WHAT THE TASK ASKS:
Go through the entries below and retype them exactly, omitting each picture.

EXTRACTED INFORMATION:
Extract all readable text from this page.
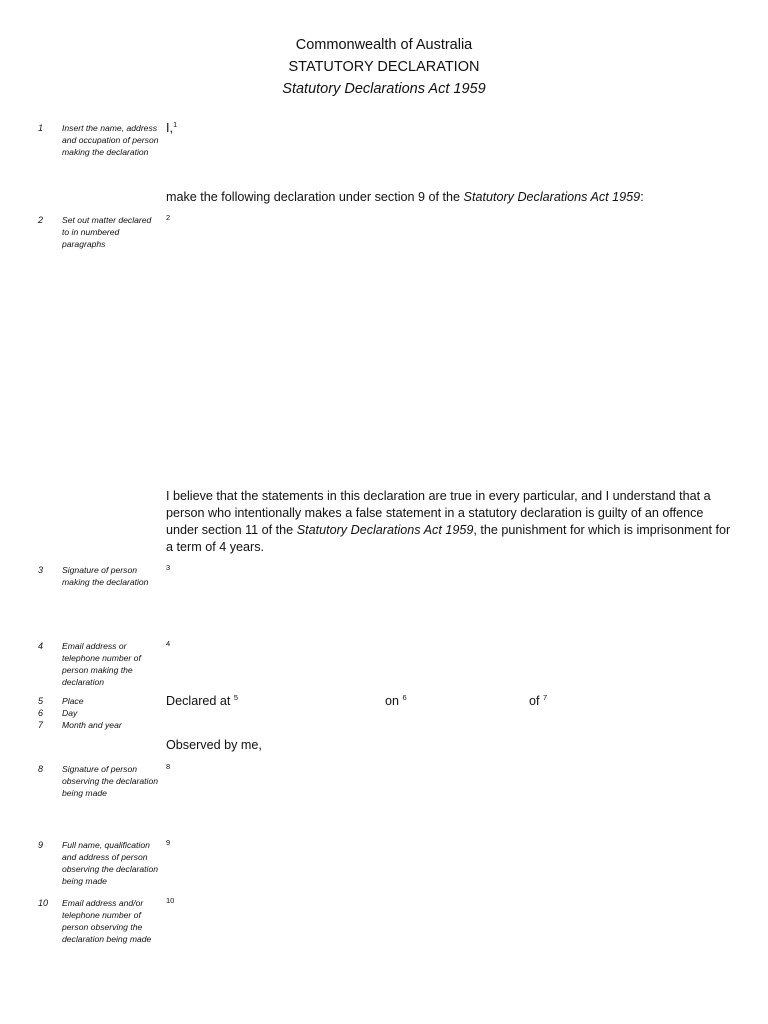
Commonwealth of Australia
STATUTORY DECLARATION
Statutory Declarations Act 1959
1 Insert the name, address and occupation of person making the declaration
I,$^1$
make the following declaration under section 9 of the Statutory Declarations Act 1959:
2 Set out matter declared to in numbered paragraphs
2
I believe that the statements in this declaration are true in every particular, and I understand that a person who intentionally makes a false statement in a statutory declaration is guilty of an offence under section 11 of the Statutory Declarations Act 1959, the punishment for which is imprisonment for a term of 4 years.
3 Signature of person making the declaration
3
4 Email address or telephone number of person making the declaration
4
5
6
7
Place
Day
Month and year
Declared at $^5$	on $^6$	of $^7$
Observed by me,
8 Signature of person observing the declaration being made
8
9 Full name, qualification and address of person observing the declaration being made
9
10 Email address and/or telephone number of person observing the declaration being made
10
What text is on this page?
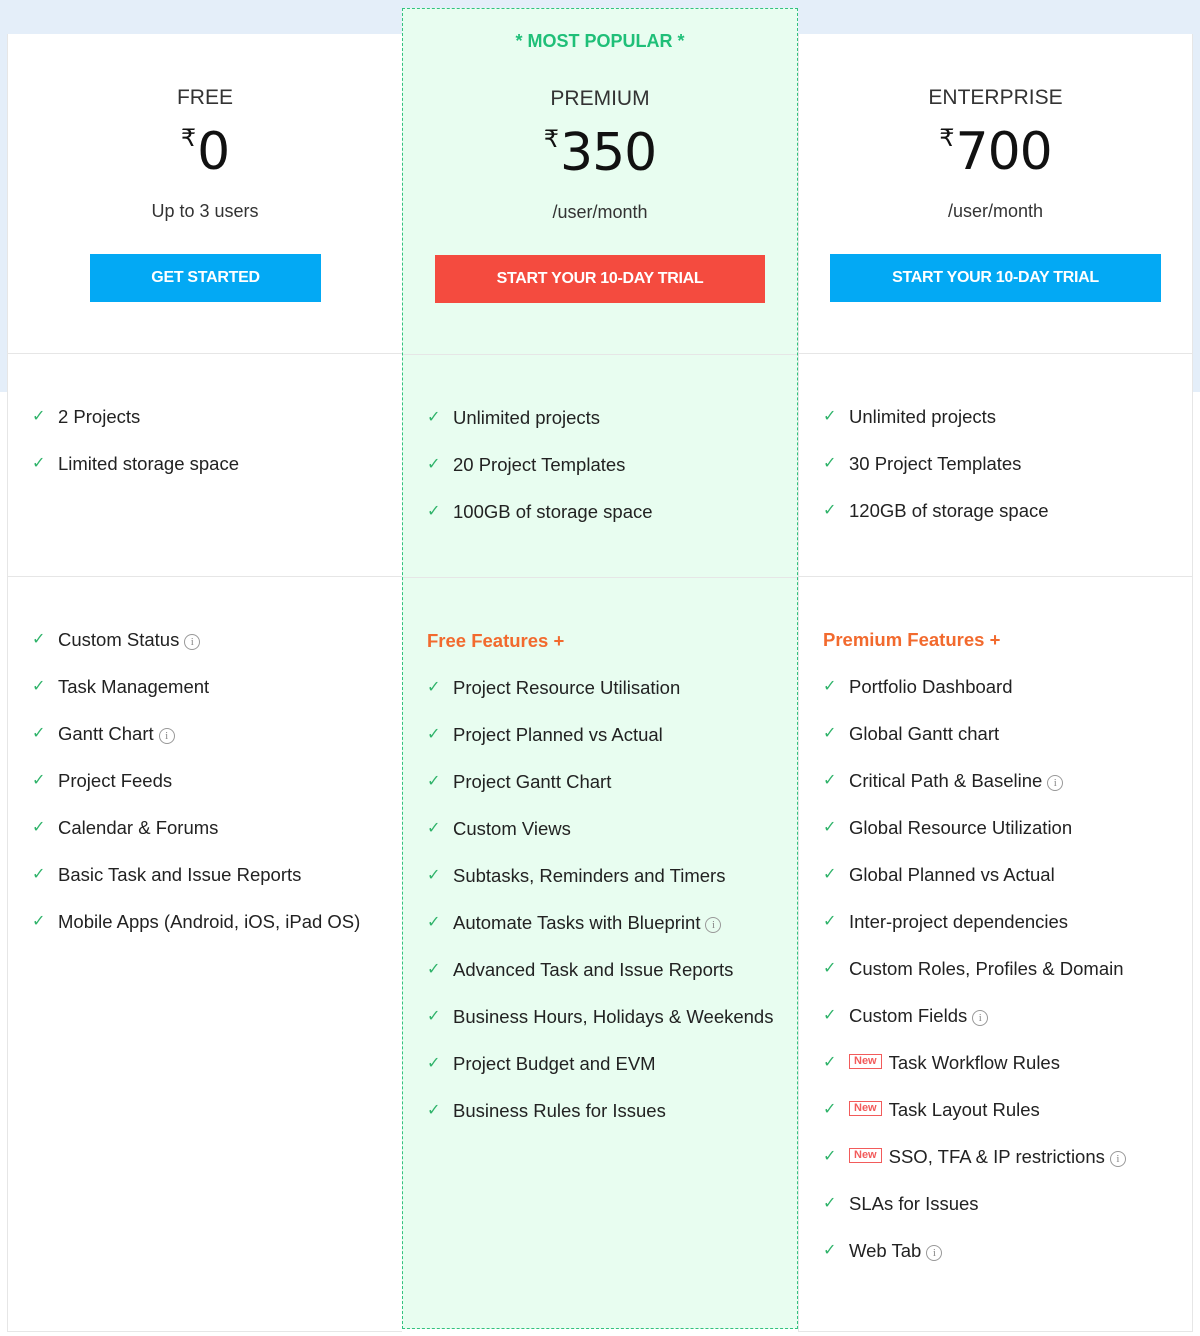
FREE
₹0
Up to 3 users
GET STARTED
✓ 2 Projects
✓ Limited storage space
✓ Custom Status i
✓ Task Management
✓ Gantt Chart i
✓ Project Feeds
✓ Calendar & Forums
✓ Basic Task and Issue Reports
✓ Mobile Apps (Android, iOS, iPad OS)
* MOST POPULAR *
PREMIUM
₹350
/user/month
START YOUR 10-DAY TRIAL
✓ Unlimited projects
✓ 20 Project Templates
✓ 100GB of storage space
Free Features +
✓ Project Resource Utilisation
✓ Project Planned vs Actual
✓ Project Gantt Chart
✓ Custom Views
✓ Subtasks, Reminders and Timers
✓ Automate Tasks with Blueprint i
✓ Advanced Task and Issue Reports
✓ Business Hours, Holidays & Weekends
✓ Project Budget and EVM
✓ Business Rules for Issues
ENTERPRISE
₹700
/user/month
START YOUR 10-DAY TRIAL
✓ Unlimited projects
✓ 30 Project Templates
✓ 120GB of storage space
Premium Features +
✓ Portfolio Dashboard
✓ Global Gantt chart
✓ Critical Path & Baseline i
✓ Global Resource Utilization
✓ Global Planned vs Actual
✓ Inter-project dependencies
✓ Custom Roles, Profiles & Domain
✓ Custom Fields i
✓ New Task Workflow Rules
✓ New Task Layout Rules
✓ New SSO, TFA & IP restrictions i
✓ SLAs for Issues
✓ Web Tab i
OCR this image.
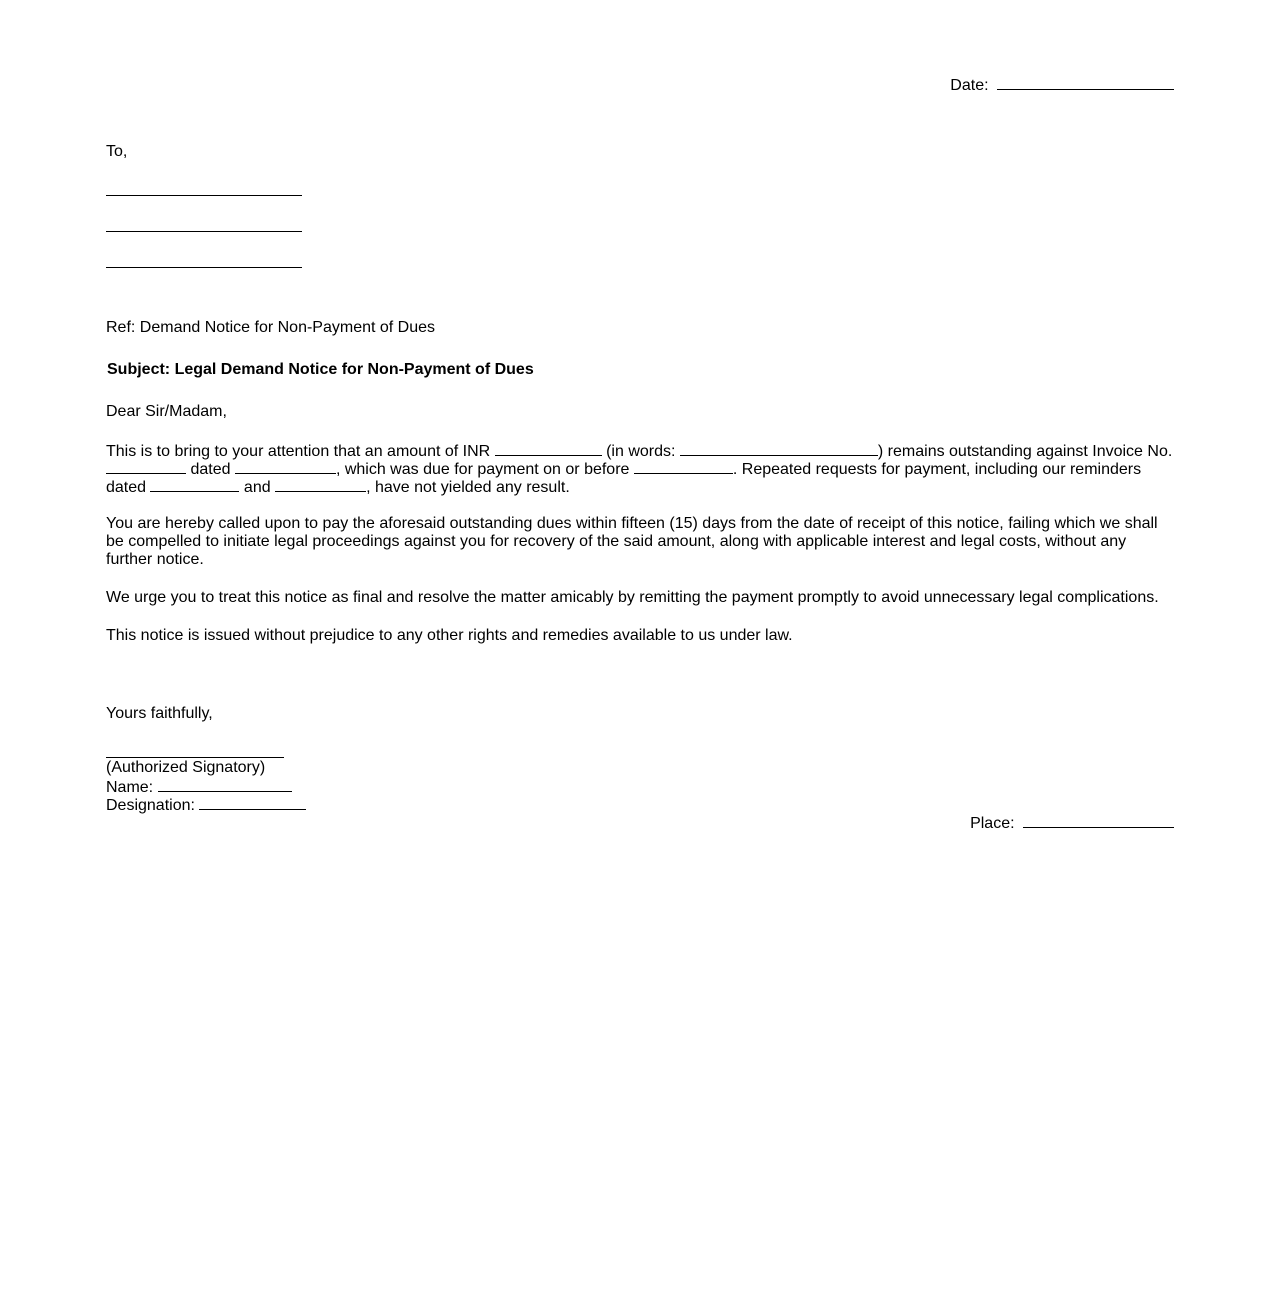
Date:
To,
Ref: Demand Notice for Non-Payment of Dues
Subject: Legal Demand Notice for Non-Payment of Dues
Dear Sir/Madam,
This is to bring to your attention that an amount of INR	(in words:	) remains outstanding against Invoice No.
dated	, which was due for payment on or before	. Repeated requests for payment, including our reminders
dated	and	, have not yielded any result.
You are hereby called upon to pay the aforesaid outstanding dues within fifteen (15) days from the date of receipt of this notice, failing which we shall be compelled to initiate legal proceedings against you for recovery of the said amount, along with applicable interest and legal costs, without any further notice.
We urge you to treat this notice as final and resolve the matter amicably by remitting the payment promptly to avoid unnecessary legal complications.
This notice is issued without prejudice to any other rights and remedies available to us under law.
Yours faithfully,
(Authorized Signatory)
Name:
Designation:
Place:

WRITTEN SOLUTION:
Extract all readable text from this page.
Commonwealth of Australia
STATUTORY DECLARATION
Statutory Declarations Act 1959
1 Insert the name, address and occupation of person making the declaration
I,$^1$
make the following declaration under section 9 of the Statutory Declarations Act 1959:
2 Set out matter declared to in numbered paragraphs
2
I believe that the statements in this declaration are true in every particular, and I understand that a person who intentionally makes a false statement in a statutory declaration is guilty of an offence under section 11 of the Statutory Declarations Act 1959, the punishment for which is imprisonment for a term of 4 years.
3 Signature of person making the declaration
3
4 Email address or telephone number of person making the declaration
4
5
6
7
Place
Day
Month and year
Declared at $^5$	on $^6$	of $^7$
Observed by me,
8 Signature of person observing the declaration being made
8
9 Full name, qualification and address of person observing the declaration being made
9
10 Email address and/or telephone number of person observing the declaration being made
10
What text is on this page?
FREE
₹0
Up to 3 users
GET STARTED
✓ 2 Projects
✓ Limited storage space
✓ Custom Status i
✓ Task Management
✓ Gantt Chart i
✓ Project Feeds
✓ Calendar & Forums
✓ Basic Task and Issue Reports
✓ Mobile Apps (Android, iOS, iPad OS)
* MOST POPULAR *
PREMIUM
₹350
/user/month
START YOUR 10-DAY TRIAL
✓ Unlimited projects
✓ 20 Project Templates
✓ 100GB of storage space
Free Features +
✓ Project Resource Utilisation
✓ Project Planned vs Actual
✓ Project Gantt Chart
✓ Custom Views
✓ Subtasks, Reminders and Timers
✓ Automate Tasks with Blueprint i
✓ Advanced Task and Issue Reports
✓ Business Hours, Holidays & Weekends
✓ Project Budget and EVM
✓ Business Rules for Issues
ENTERPRISE
₹700
/user/month
START YOUR 10-DAY TRIAL
✓ Unlimited projects
✓ 30 Project Templates
✓ 120GB of storage space
Premium Features +
✓ Portfolio Dashboard
✓ Global Gantt chart
✓ Critical Path & Baseline i
✓ Global Resource Utilization
✓ Global Planned vs Actual
✓ Inter-project dependencies
✓ Custom Roles, Profiles & Domain
✓ Custom Fields i
✓ New Task Workflow Rules
✓ New Task Layout Rules
✓ New SSO, TFA & IP restrictions i
✓ SLAs for Issues
✓ Web Tab i
OCR this image.
Date:
To,
Ref: Demand Notice for Non-Payment of Dues
Subject: Legal Demand Notice for Non-Payment of Dues
Dear Sir/Madam,
This is to bring to your attention that an amount of INR	(in words:	) remains outstanding against Invoice No.
dated	, which was due for payment on or before	. Repeated requests for payment, including our reminders
dated	and	, have not yielded any result.
You are hereby called upon to pay the aforesaid outstanding dues within fifteen (15) days from the date of receipt of this notice, failing which we shall be compelled to initiate legal proceedings against you for recovery of the said amount, along with applicable interest and legal costs, without any further notice.
We urge you to treat this notice as final and resolve the matter amicably by remitting the payment promptly to avoid unnecessary legal complications.
This notice is issued without prejudice to any other rights and remedies available to us under law.
Yours faithfully,
(Authorized Signatory)
Name:
Designation:
Place:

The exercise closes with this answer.